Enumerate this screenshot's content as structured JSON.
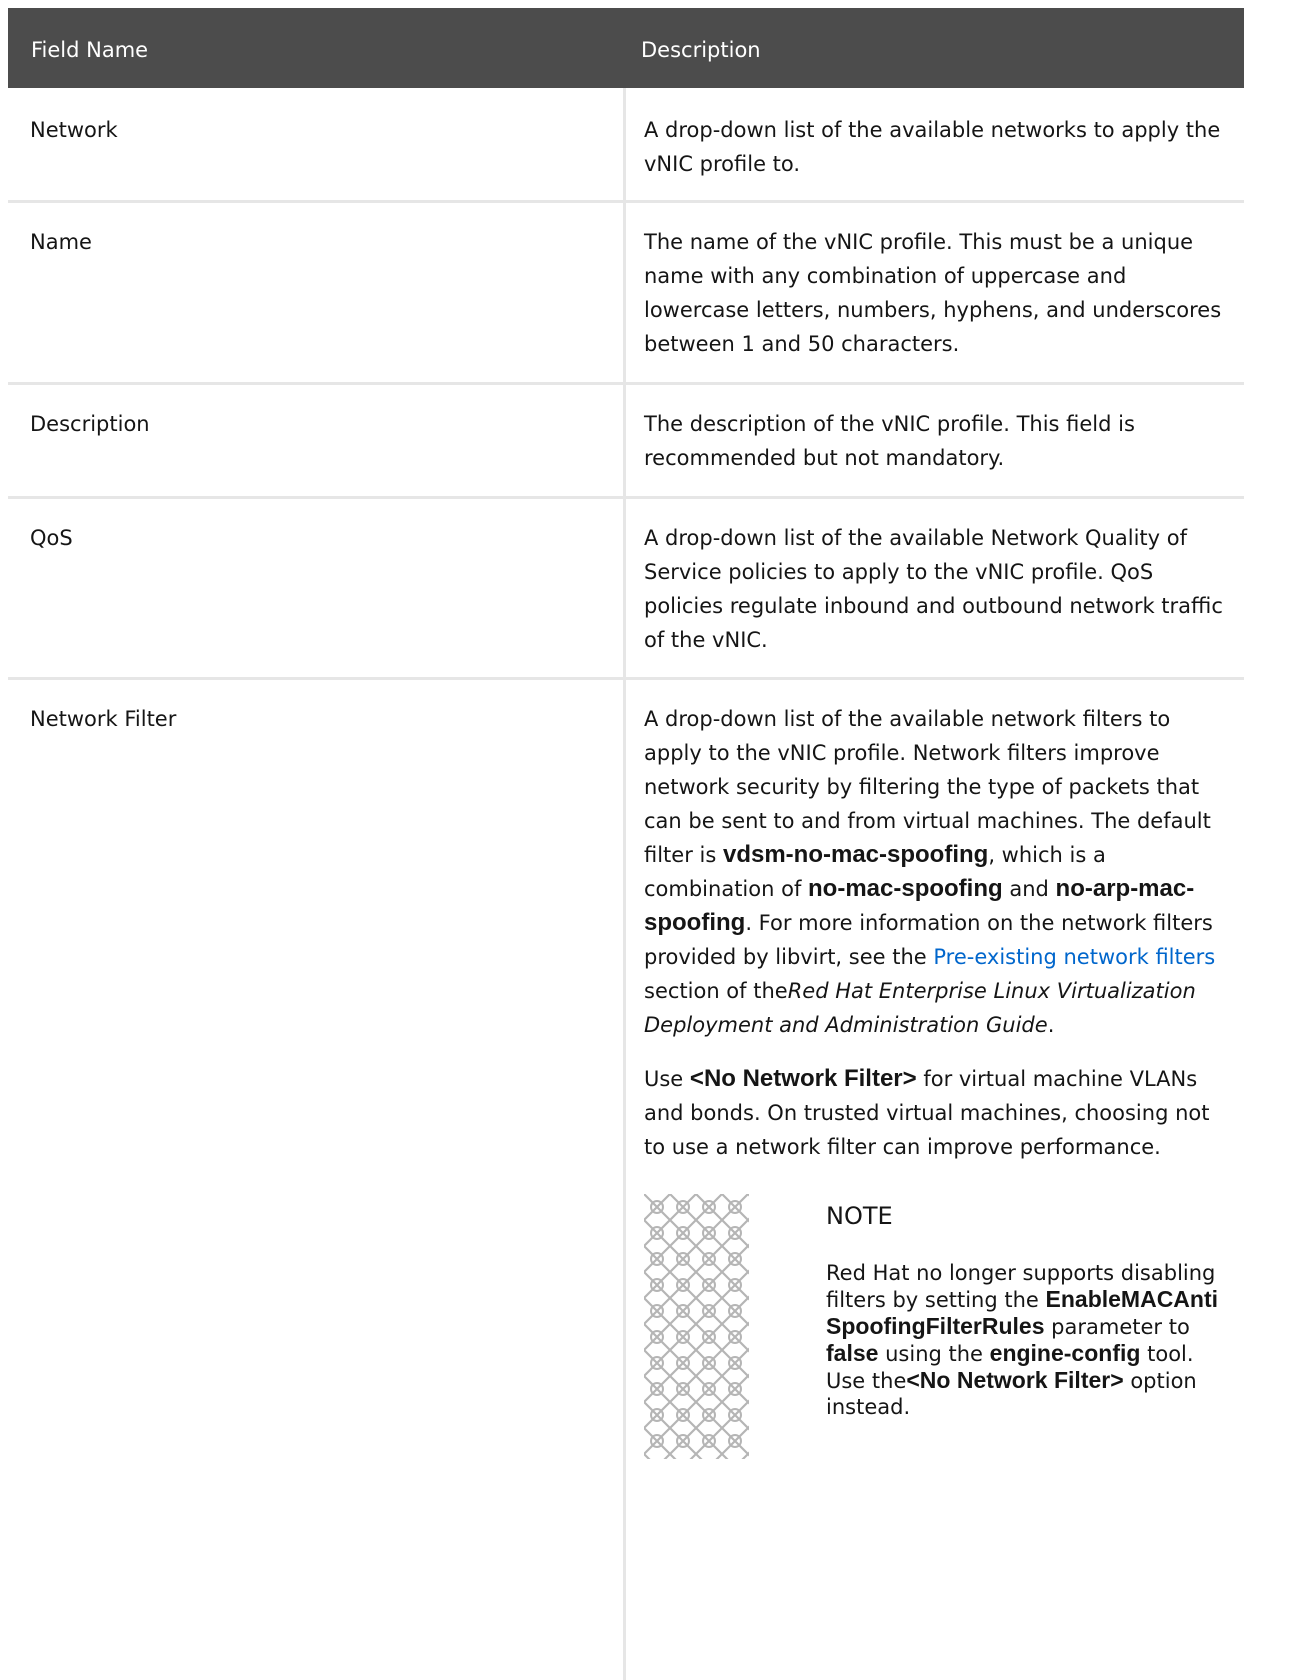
{
  "table": {
    "headers": [
      "Field Name",
      "Description"
    ],
    "rows": [
      {
        "field": "Network",
        "description": "A drop-down list of the available networks to apply the vNIC profile to."
      },
      {
        "field": "Name",
        "description": "The name of the vNIC profile. This must be a unique name with any combination of uppercase and lowercase letters, numbers, hyphens, and underscores between 1 and 50 characters."
      },
      {
        "field": "Description",
        "description": "The description of the vNIC profile. This field is recommended but not mandatory."
      },
      {
        "field": "QoS",
        "description": "A drop-down list of the available Network Quality of Service policies to apply to the vNIC profile. QoS policies regulate inbound and outbound network traffic of the vNIC."
      },
      {
        "field": "Network Filter"
      }
    ]
  },
  "network_filter": {
    "p1_a": "A drop-down list of the available network filters to apply to the vNIC profile. Network filters improve network security by filtering the type of packets that can be sent to and from virtual machines. The default filter is ",
    "p1_b1": "vdsm-no-mac-spoofing",
    "p1_c": ", which is a combination of ",
    "p1_b2": "no-mac-spoofing",
    "p1_d": " and ",
    "p1_b3": "no-arp-mac-spoofing",
    "p1_e": ". For more information on the network filters provided by libvirt, see the ",
    "p1_link": "Pre-existing network filters",
    "p1_f": " section of the",
    "p1_italic": "Red Hat Enterprise Linux Virtualization Deployment and Administration Guide",
    "p1_g": ".",
    "p2_a": "Use ",
    "p2_b": "<No Network Filter>",
    "p2_c": " for virtual machine VLANs and bonds. On trusted virtual machines, choosing not to use a network filter can improve performance.",
    "note": {
      "title": "NOTE",
      "t1": "Red Hat no longer supports disabling filters by setting the ",
      "b1": "EnableMACAntiSpoofingFilterRules",
      "t2": " parameter to ",
      "b2": "false",
      "t3": " using the ",
      "b3": "engine-config",
      "t4": " tool. Use the",
      "b4": "<No Network Filter>",
      "t5": " option instead."
    }
  },
  "colors": {
    "header_bg": "#4c4c4c",
    "border": "#e6e6e6",
    "link": "#0066cc",
    "note_icon": "#b5b5b5"
  }
}
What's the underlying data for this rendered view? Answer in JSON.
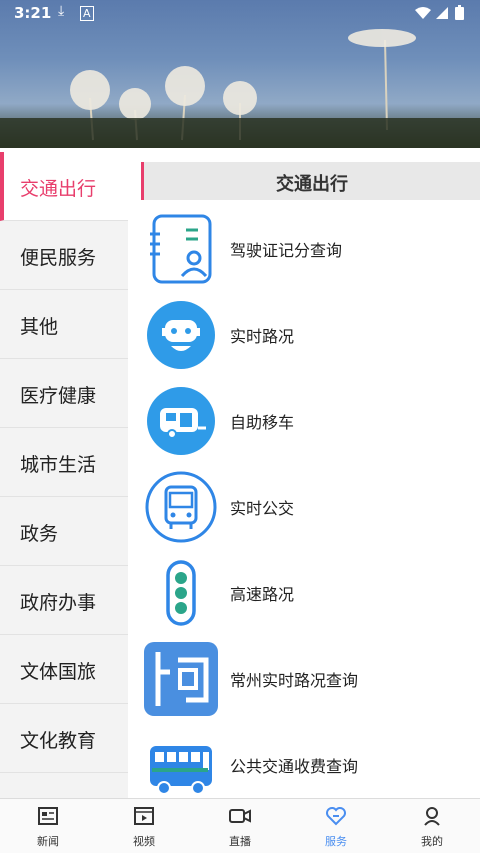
{
  "status_bar": {
    "time": "3:21"
  },
  "sidebar": {
    "items": [
      {
        "label": "交通出行",
        "active": true
      },
      {
        "label": "便民服务"
      },
      {
        "label": "其他"
      },
      {
        "label": "医疗健康"
      },
      {
        "label": "城市生活"
      },
      {
        "label": "政务"
      },
      {
        "label": "政府办事"
      },
      {
        "label": "文体国旅"
      },
      {
        "label": "文化教育"
      }
    ]
  },
  "section": {
    "title": "交通出行"
  },
  "services": [
    {
      "label": "驾驶证记分查询",
      "icon": "license-icon"
    },
    {
      "label": "实时路况",
      "icon": "road-robot-icon"
    },
    {
      "label": "自助移车",
      "icon": "caravan-icon"
    },
    {
      "label": "实时公交",
      "icon": "bus-icon"
    },
    {
      "label": "高速路况",
      "icon": "traffic-light-icon"
    },
    {
      "label": "常州实时路况查询",
      "icon": "road-map-icon"
    },
    {
      "label": "公共交通收费查询",
      "icon": "public-bus-icon"
    }
  ],
  "bottom_nav": [
    {
      "label": "新闻",
      "icon": "news-icon"
    },
    {
      "label": "视频",
      "icon": "video-icon"
    },
    {
      "label": "直播",
      "icon": "camera-icon"
    },
    {
      "label": "服务",
      "icon": "heart-service-icon",
      "active": true
    },
    {
      "label": "我的",
      "icon": "profile-icon"
    }
  ],
  "colors": {
    "accent": "#e83e6c",
    "icon_blue": "#2f86e6",
    "nav_active": "#4a8ef0"
  }
}
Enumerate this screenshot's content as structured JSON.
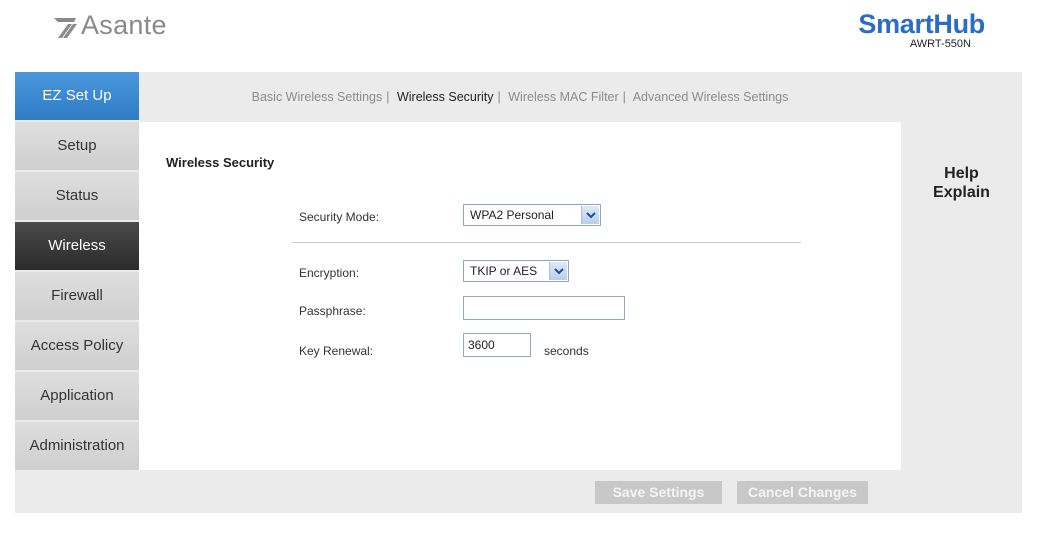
{
  "header": {
    "logo_text": "Asante",
    "brand_title": "SmartHub",
    "brand_model": "AWRT-550N"
  },
  "sidebar": {
    "items": [
      {
        "label": "EZ Set Up"
      },
      {
        "label": "Setup"
      },
      {
        "label": "Status"
      },
      {
        "label": "Wireless"
      },
      {
        "label": "Firewall"
      },
      {
        "label": "Access Policy"
      },
      {
        "label": "Application"
      },
      {
        "label": "Administration"
      }
    ]
  },
  "subnav": {
    "items": [
      {
        "label": "Basic Wireless Settings"
      },
      {
        "label": "Wireless Security"
      },
      {
        "label": "Wireless MAC Filter"
      },
      {
        "label": "Advanced Wireless Settings"
      }
    ],
    "separator": "|"
  },
  "form": {
    "section_title": "Wireless Security",
    "security_mode": {
      "label": "Security Mode:",
      "value": "WPA2 Personal"
    },
    "encryption": {
      "label": "Encryption:",
      "value": "TKIP or AES"
    },
    "passphrase": {
      "label": "Passphrase:",
      "value": ""
    },
    "key_renewal": {
      "label": "Key Renewal:",
      "value": "3600",
      "unit": "seconds"
    }
  },
  "help": {
    "title": "Help",
    "subtitle": "Explain"
  },
  "actions": {
    "save_label": "Save Settings",
    "cancel_label": "Cancel Changes"
  },
  "colors": {
    "accent": "#2f7cc5",
    "brand": "#2b6cc4",
    "active_nav": "#2b2b2b"
  }
}
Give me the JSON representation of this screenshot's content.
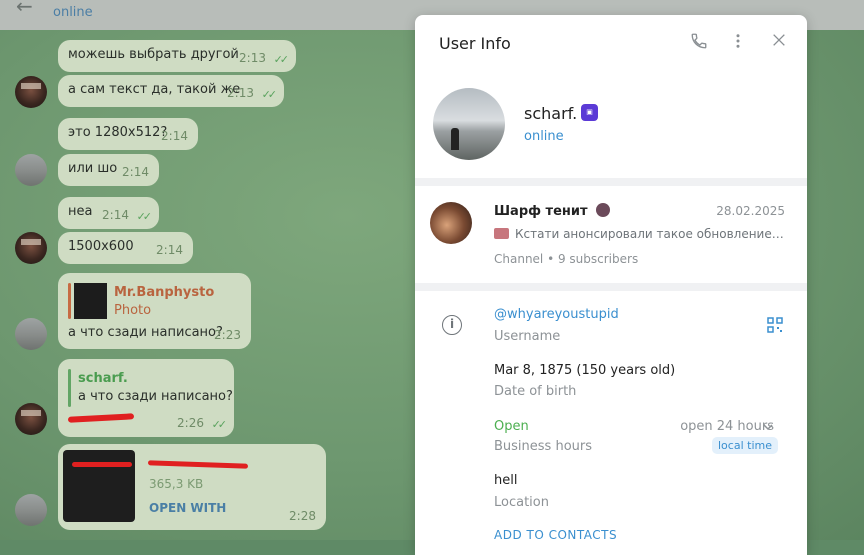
{
  "chat": {
    "header_status": "online",
    "messages": [
      {
        "text": "можешь выбрать другой",
        "time": "2:13"
      },
      {
        "text": "а сам текст да, такой же",
        "time": "2:13"
      },
      {
        "text": "это 1280x512?",
        "time": "2:14"
      },
      {
        "text": "или шо",
        "time": "2:14"
      },
      {
        "text": "неа",
        "time": "2:14"
      },
      {
        "text": "1500x600",
        "time": "2:14"
      },
      {
        "reply_author": "Mr.Banphysto",
        "reply_text": "Photo",
        "text": "а что сзади написано?",
        "time": "2:23"
      },
      {
        "reply_author": "scharf.",
        "reply_text": "а что сзади написано?",
        "time": "2:26"
      },
      {
        "file_size": "365,3 KB",
        "action": "OPEN WITH",
        "time": "2:28"
      }
    ]
  },
  "panel": {
    "title": "User Info",
    "profile": {
      "name": "scharf.",
      "status": "online"
    },
    "channel": {
      "name": "Шарф тенит",
      "date": "28.02.2025",
      "preview": "Кстати анонсировали такое обновление, …",
      "meta": "Channel • 9 subscribers"
    },
    "info": {
      "username_value": "@whyareyoustupid",
      "username_label": "Username",
      "dob_value": "Mar 8, 1875 (150 years old)",
      "dob_label": "Date of birth",
      "hours_value": "Open",
      "hours_label": "Business hours",
      "hours_right": "open 24 hours",
      "hours_tz": "local time",
      "location_value": "hell",
      "location_label": "Location",
      "add_contact": "ADD TO CONTACTS"
    }
  }
}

Goal
Repeat the material above in full and unchanged, minus its images.

Expected output
Enumerate this screenshot's content as structured JSON.
{
  "table": {
    "headers": [
      "Field Name",
      "Description"
    ],
    "rows": [
      {
        "field": "Network",
        "description": "A drop-down list of the available networks to apply the vNIC profile to."
      },
      {
        "field": "Name",
        "description": "The name of the vNIC profile. This must be a unique name with any combination of uppercase and lowercase letters, numbers, hyphens, and underscores between 1 and 50 characters."
      },
      {
        "field": "Description",
        "description": "The description of the vNIC profile. This field is recommended but not mandatory."
      },
      {
        "field": "QoS",
        "description": "A drop-down list of the available Network Quality of Service policies to apply to the vNIC profile. QoS policies regulate inbound and outbound network traffic of the vNIC."
      },
      {
        "field": "Network Filter"
      }
    ]
  },
  "network_filter": {
    "p1_a": "A drop-down list of the available network filters to apply to the vNIC profile. Network filters improve network security by filtering the type of packets that can be sent to and from virtual machines. The default filter is ",
    "p1_b1": "vdsm-no-mac-spoofing",
    "p1_c": ", which is a combination of ",
    "p1_b2": "no-mac-spoofing",
    "p1_d": " and ",
    "p1_b3": "no-arp-mac-spoofing",
    "p1_e": ". For more information on the network filters provided by libvirt, see the ",
    "p1_link": "Pre-existing network filters",
    "p1_f": " section of the",
    "p1_italic": "Red Hat Enterprise Linux Virtualization Deployment and Administration Guide",
    "p1_g": ".",
    "p2_a": "Use ",
    "p2_b": "<No Network Filter>",
    "p2_c": " for virtual machine VLANs and bonds. On trusted virtual machines, choosing not to use a network filter can improve performance.",
    "note": {
      "title": "NOTE",
      "t1": "Red Hat no longer supports disabling filters by setting the ",
      "b1": "EnableMACAntiSpoofingFilterRules",
      "t2": " parameter to ",
      "b2": "false",
      "t3": " using the ",
      "b3": "engine-config",
      "t4": " tool. Use the",
      "b4": "<No Network Filter>",
      "t5": " option instead."
    }
  },
  "colors": {
    "header_bg": "#4c4c4c",
    "border": "#e6e6e6",
    "link": "#0066cc",
    "note_icon": "#b5b5b5"
  }
}
What's the underlying data for this rendered view? Answer in JSON.
{
  "status_bar": {
    "time": "3:21"
  },
  "sidebar": {
    "items": [
      {
        "label": "交通出行",
        "active": true
      },
      {
        "label": "便民服务"
      },
      {
        "label": "其他"
      },
      {
        "label": "医疗健康"
      },
      {
        "label": "城市生活"
      },
      {
        "label": "政务"
      },
      {
        "label": "政府办事"
      },
      {
        "label": "文体国旅"
      },
      {
        "label": "文化教育"
      }
    ]
  },
  "section": {
    "title": "交通出行"
  },
  "services": [
    {
      "label": "驾驶证记分查询",
      "icon": "license-icon"
    },
    {
      "label": "实时路况",
      "icon": "road-robot-icon"
    },
    {
      "label": "自助移车",
      "icon": "caravan-icon"
    },
    {
      "label": "实时公交",
      "icon": "bus-icon"
    },
    {
      "label": "高速路况",
      "icon": "traffic-light-icon"
    },
    {
      "label": "常州实时路况查询",
      "icon": "road-map-icon"
    },
    {
      "label": "公共交通收费查询",
      "icon": "public-bus-icon"
    }
  ],
  "bottom_nav": [
    {
      "label": "新闻",
      "icon": "news-icon"
    },
    {
      "label": "视频",
      "icon": "video-icon"
    },
    {
      "label": "直播",
      "icon": "camera-icon"
    },
    {
      "label": "服务",
      "icon": "heart-service-icon",
      "active": true
    },
    {
      "label": "我的",
      "icon": "profile-icon"
    }
  ],
  "colors": {
    "accent": "#e83e6c",
    "icon_blue": "#2f86e6",
    "nav_active": "#4a8ef0"
  }
}
Enumerate this screenshot's content as structured JSON.
{
  "header": {
    "logo_text": "Asante",
    "brand_title": "SmartHub",
    "brand_model": "AWRT-550N"
  },
  "sidebar": {
    "items": [
      {
        "label": "EZ Set Up"
      },
      {
        "label": "Setup"
      },
      {
        "label": "Status"
      },
      {
        "label": "Wireless"
      },
      {
        "label": "Firewall"
      },
      {
        "label": "Access Policy"
      },
      {
        "label": "Application"
      },
      {
        "label": "Administration"
      }
    ]
  },
  "subnav": {
    "items": [
      {
        "label": "Basic Wireless Settings"
      },
      {
        "label": "Wireless Security"
      },
      {
        "label": "Wireless MAC Filter"
      },
      {
        "label": "Advanced Wireless Settings"
      }
    ],
    "separator": "|"
  },
  "form": {
    "section_title": "Wireless Security",
    "security_mode": {
      "label": "Security Mode:",
      "value": "WPA2 Personal"
    },
    "encryption": {
      "label": "Encryption:",
      "value": "TKIP or AES"
    },
    "passphrase": {
      "label": "Passphrase:",
      "value": ""
    },
    "key_renewal": {
      "label": "Key Renewal:",
      "value": "3600",
      "unit": "seconds"
    }
  },
  "help": {
    "title": "Help",
    "subtitle": "Explain"
  },
  "actions": {
    "save_label": "Save Settings",
    "cancel_label": "Cancel Changes"
  },
  "colors": {
    "accent": "#2f7cc5",
    "brand": "#2b6cc4",
    "active_nav": "#2b2b2b"
  }
}
Give me the JSON representation of this screenshot's content.
{
  "chat": {
    "header_status": "online",
    "messages": [
      {
        "text": "можешь выбрать другой",
        "time": "2:13"
      },
      {
        "text": "а сам текст да, такой же",
        "time": "2:13"
      },
      {
        "text": "это 1280x512?",
        "time": "2:14"
      },
      {
        "text": "или шо",
        "time": "2:14"
      },
      {
        "text": "неа",
        "time": "2:14"
      },
      {
        "text": "1500x600",
        "time": "2:14"
      },
      {
        "reply_author": "Mr.Banphysto",
        "reply_text": "Photo",
        "text": "а что сзади написано?",
        "time": "2:23"
      },
      {
        "reply_author": "scharf.",
        "reply_text": "а что сзади написано?",
        "time": "2:26"
      },
      {
        "file_size": "365,3 KB",
        "action": "OPEN WITH",
        "time": "2:28"
      }
    ]
  },
  "panel": {
    "title": "User Info",
    "profile": {
      "name": "scharf.",
      "status": "online"
    },
    "channel": {
      "name": "Шарф тенит",
      "date": "28.02.2025",
      "preview": "Кстати анонсировали такое обновление, …",
      "meta": "Channel • 9 subscribers"
    },
    "info": {
      "username_value": "@whyareyoustupid",
      "username_label": "Username",
      "dob_value": "Mar 8, 1875 (150 years old)",
      "dob_label": "Date of birth",
      "hours_value": "Open",
      "hours_label": "Business hours",
      "hours_right": "open 24 hours",
      "hours_tz": "local time",
      "location_value": "hell",
      "location_label": "Location",
      "add_contact": "ADD TO CONTACTS"
    }
  }
}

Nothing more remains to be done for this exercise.